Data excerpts
[Start]

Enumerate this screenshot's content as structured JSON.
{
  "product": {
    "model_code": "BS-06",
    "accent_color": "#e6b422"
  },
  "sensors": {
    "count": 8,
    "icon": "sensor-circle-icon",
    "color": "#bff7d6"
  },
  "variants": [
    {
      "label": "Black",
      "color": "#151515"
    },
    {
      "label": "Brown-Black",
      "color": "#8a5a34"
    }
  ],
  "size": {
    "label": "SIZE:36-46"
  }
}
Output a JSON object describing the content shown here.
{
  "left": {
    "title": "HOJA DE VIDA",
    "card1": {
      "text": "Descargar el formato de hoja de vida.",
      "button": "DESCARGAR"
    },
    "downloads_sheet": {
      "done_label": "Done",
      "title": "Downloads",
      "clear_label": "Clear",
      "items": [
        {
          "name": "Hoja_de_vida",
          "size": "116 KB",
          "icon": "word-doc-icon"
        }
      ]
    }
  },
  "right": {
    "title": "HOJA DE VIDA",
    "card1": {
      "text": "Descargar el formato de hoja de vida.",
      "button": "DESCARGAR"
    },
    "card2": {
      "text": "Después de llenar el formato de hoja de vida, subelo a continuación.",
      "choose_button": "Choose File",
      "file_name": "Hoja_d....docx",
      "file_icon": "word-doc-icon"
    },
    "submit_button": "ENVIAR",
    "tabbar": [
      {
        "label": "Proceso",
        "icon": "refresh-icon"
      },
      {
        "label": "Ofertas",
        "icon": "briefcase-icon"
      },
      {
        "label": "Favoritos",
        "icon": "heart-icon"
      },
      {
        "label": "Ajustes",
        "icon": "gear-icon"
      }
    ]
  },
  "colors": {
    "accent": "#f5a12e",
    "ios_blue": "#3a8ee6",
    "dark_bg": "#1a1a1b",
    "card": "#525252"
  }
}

[End]

Direction:
Print the records above exactly as they appear.

Answer to the task:
Enumerate this screenshot's content as structured JSON.
{
  "product": {
    "model_code": "BS-06",
    "accent_color": "#e6b422"
  },
  "sensors": {
    "count": 8,
    "icon": "sensor-circle-icon",
    "color": "#bff7d6"
  },
  "variants": [
    {
      "label": "Black",
      "color": "#151515"
    },
    {
      "label": "Brown-Black",
      "color": "#8a5a34"
    }
  ],
  "size": {
    "label": "SIZE:36-46"
  }
}
Output a JSON object describing the content shown here.
{
  "left": {
    "title": "HOJA DE VIDA",
    "card1": {
      "text": "Descargar el formato de hoja de vida.",
      "button": "DESCARGAR"
    },
    "downloads_sheet": {
      "done_label": "Done",
      "title": "Downloads",
      "clear_label": "Clear",
      "items": [
        {
          "name": "Hoja_de_vida",
          "size": "116 KB",
          "icon": "word-doc-icon"
        }
      ]
    }
  },
  "right": {
    "title": "HOJA DE VIDA",
    "card1": {
      "text": "Descargar el formato de hoja de vida.",
      "button": "DESCARGAR"
    },
    "card2": {
      "text": "Después de llenar el formato de hoja de vida, subelo a continuación.",
      "choose_button": "Choose File",
      "file_name": "Hoja_d....docx",
      "file_icon": "word-doc-icon"
    },
    "submit_button": "ENVIAR",
    "tabbar": [
      {
        "label": "Proceso",
        "icon": "refresh-icon"
      },
      {
        "label": "Ofertas",
        "icon": "briefcase-icon"
      },
      {
        "label": "Favoritos",
        "icon": "heart-icon"
      },
      {
        "label": "Ajustes",
        "icon": "gear-icon"
      }
    ]
  },
  "colors": {
    "accent": "#f5a12e",
    "ios_blue": "#3a8ee6",
    "dark_bg": "#1a1a1b",
    "card": "#525252"
  }
}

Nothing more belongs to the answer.